*REQUIREMENTS*
• 1. Using the Haslemere passage, decide whether each statement is true. Answer yes or no, and quote the exact words that settle it. (a) The verse celebrating the loss of Haslemere's two members was printed at Petersfield in 1832. (b) Mrs. Allingham lived nearer Haslemere than Witley. (c) Tennyson's home was in Haslemere.
• 2. Render this sentence from the Haslemere passage in Spanish: "After the burial of the rotten boroughs came the railway, and a long time after the railway the artists and authors."
• 3. Extend the Haslemere passage by picking up after its final sentence.

*DOCUMENT PASSAGE*
Some years ago there was an exhibition of Old Haslemere held at the Museum, of which Mr. Swanton very kindly gave me particulars. One of the pictures lent by Mr. J.W. Penfold, an old, if not the oldest, inhabitant, shows General Oglethorpe with the accompanying note:-"General James Oglethorpe. Died 30th June, 1785, Aged 102, said to be the oldest General in Europe. Sketched from life at the sale of Dr. Johnson's books, February 18, 1785, where the General was reading a book he had purchased without spectacles. In 1706 he had an Ensign Commission in the Guards, and remember'd to have shot snipes in Conduit Mead, where Conduit Street now stands." The compiler of the note may have been right about the snipes, but he was wrong about the General's age, for he was no more than 96. But the admirable caution of the phrase "said to be" remains on record.
When Haslemere was finally deprived of its two members, the local reformers were jubilant. One of them, in The Burial of the Boroughs, printed at Petersfield in 1832, burst into verse:—
"Old Borough-bridge is broken down,
In spite of its proud pier;
And Seaford, too, is just dry'd up,
And so is Hasle-mere.
It is not strange they've damn'd Newport,
It is such cursed trash;
And where's the gourmand would complain
For kicking out Salt-ash.
Toll, toll: these Boroughs ne'er will be
By us through life forgotten;
Nor will their patrons when they lie,
Just like their Boroughs, rotten."
After the burial of the rotten boroughs came the railway, and a long time after the railway the artists and authors. Most of them climbed further, up to Hindhead, but Haslemere kept a few. Mrs. Allingham painted the Haslemere fish-shop and other village scenes, though she lived nearer Witley than Haslemere. Sir Arthur Conan Doyle played cricket for Haslemere till he went up the hill: Dr. George Macdonald built a house on the London road: the Whympers we have met. Tennyson's memorial is in the church, but Tennyson's was a Sussex home, on Blackdown.

*DATASET EXCERPTS*
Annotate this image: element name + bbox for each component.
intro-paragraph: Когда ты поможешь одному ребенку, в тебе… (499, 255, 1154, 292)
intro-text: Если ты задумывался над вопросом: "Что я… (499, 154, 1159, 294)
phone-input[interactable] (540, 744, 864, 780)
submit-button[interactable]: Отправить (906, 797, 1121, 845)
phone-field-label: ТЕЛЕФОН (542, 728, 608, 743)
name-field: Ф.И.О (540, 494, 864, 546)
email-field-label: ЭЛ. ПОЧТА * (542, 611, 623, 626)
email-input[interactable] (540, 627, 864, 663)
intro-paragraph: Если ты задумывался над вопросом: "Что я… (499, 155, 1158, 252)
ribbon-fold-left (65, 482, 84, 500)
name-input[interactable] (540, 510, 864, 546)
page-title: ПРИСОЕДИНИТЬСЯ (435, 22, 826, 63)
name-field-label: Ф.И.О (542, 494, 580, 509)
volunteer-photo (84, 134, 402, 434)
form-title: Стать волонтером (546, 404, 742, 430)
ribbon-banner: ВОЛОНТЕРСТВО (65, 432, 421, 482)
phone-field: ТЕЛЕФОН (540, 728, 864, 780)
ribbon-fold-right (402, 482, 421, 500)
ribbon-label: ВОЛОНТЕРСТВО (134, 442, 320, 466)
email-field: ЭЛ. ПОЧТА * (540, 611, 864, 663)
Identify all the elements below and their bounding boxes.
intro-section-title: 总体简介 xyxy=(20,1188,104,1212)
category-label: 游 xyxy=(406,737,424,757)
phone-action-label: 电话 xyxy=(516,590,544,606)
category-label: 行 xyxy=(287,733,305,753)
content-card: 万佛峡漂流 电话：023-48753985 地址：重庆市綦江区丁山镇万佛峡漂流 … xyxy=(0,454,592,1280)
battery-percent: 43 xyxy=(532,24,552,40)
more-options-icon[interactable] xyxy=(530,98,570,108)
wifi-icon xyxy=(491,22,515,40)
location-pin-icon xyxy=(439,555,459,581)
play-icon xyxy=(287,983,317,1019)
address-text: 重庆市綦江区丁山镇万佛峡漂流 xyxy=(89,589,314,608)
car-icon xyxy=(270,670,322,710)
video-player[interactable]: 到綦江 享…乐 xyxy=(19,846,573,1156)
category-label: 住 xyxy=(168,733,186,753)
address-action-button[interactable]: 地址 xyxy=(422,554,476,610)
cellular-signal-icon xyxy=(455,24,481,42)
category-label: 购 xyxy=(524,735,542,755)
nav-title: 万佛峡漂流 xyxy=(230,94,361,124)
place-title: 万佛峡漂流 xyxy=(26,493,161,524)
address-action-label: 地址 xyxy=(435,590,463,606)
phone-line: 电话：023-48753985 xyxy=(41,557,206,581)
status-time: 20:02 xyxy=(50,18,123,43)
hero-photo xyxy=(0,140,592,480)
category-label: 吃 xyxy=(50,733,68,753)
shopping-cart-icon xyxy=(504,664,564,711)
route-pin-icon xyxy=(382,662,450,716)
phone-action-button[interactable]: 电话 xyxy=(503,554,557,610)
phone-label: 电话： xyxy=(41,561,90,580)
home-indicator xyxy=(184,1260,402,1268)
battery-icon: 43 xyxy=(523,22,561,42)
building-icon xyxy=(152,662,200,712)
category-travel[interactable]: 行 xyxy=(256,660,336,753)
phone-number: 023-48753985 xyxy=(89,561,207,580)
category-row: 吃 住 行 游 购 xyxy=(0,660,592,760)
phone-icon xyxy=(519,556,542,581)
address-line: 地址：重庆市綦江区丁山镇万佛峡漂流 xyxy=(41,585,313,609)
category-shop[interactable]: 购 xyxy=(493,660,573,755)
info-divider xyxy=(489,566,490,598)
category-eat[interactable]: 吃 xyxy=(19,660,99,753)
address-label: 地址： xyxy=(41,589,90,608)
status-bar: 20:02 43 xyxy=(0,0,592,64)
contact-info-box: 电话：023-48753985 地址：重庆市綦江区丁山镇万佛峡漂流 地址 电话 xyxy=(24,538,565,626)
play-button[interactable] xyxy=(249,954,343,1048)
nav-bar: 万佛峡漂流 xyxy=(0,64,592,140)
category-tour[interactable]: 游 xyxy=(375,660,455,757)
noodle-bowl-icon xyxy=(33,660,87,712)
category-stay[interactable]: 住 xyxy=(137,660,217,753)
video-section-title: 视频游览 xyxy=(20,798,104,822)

*SET OF ANSWERS*
• 1.
(a) Yes: "printed at Petersfield in 1832"
(b) No: "she lived nearer Witley than Haslemere"
(c) No: "Tennyson's was a Sussex home, on Blackdown"

• 2. Tras el entierro de los burgos podridos llegó el ferrocarril, y mucho tiempo después del ferrocarril, los artistas y los escritores.

• 3.
Shottermill joins Haslemere on the west, and has had its own author. George Eliot wrote much of Middlemarch in a cottage near the church. Fishermen know Shottermill, for its hillsides are ladders of small ponds, in which tens of thousands of trout have been bred for other, wilder streams. The Surrey Trout Farm began its existence in one of these chains of ponds; its farmers breed their Loch Levens and rainbows now, I think, in another chain. What is the métier of a trout farm? Who shall decide? There are fishermen who would never knowingly throw a fly over a trout that had been hand-fed with chopped horseflesh; and there are other fishermen who, if there were no trout farms, would never have anything to fish for. The ponds have their own fascination; not, perhaps, at meal-times, when the water is lashed to froth by the darting, gleaming bodies—that is too greedy a business. But when a passer-by on a spring morning sees a pound fish fall back into the water with a meditative flop, he may pay the pond the compliment of wishing himself elsewhere. One accompaniment of a trout farm he may hope to escape—the sight of a dead kingfisher. Without wire netting, kingfishers find out the young fry only too quickly, and a dead kingfisher spoils all pleasure for a fisherman.
And so, from Haslemere by a rough path up the hill, or through Shottermill by a straight main road, or a shady lane grown over with almost every tree of hedgerows and woods, we come to Hindhead. There are many ways to the top, and these, though in some ways the most convenient, are not the best. But the best, which is to reach it by the old Portsmouth road from Thursley, can be kept for later in the day. The worst way to see Hindhead is to follow the motor-cars up the main road. The motor-cars see the road, but never Hindhead at all.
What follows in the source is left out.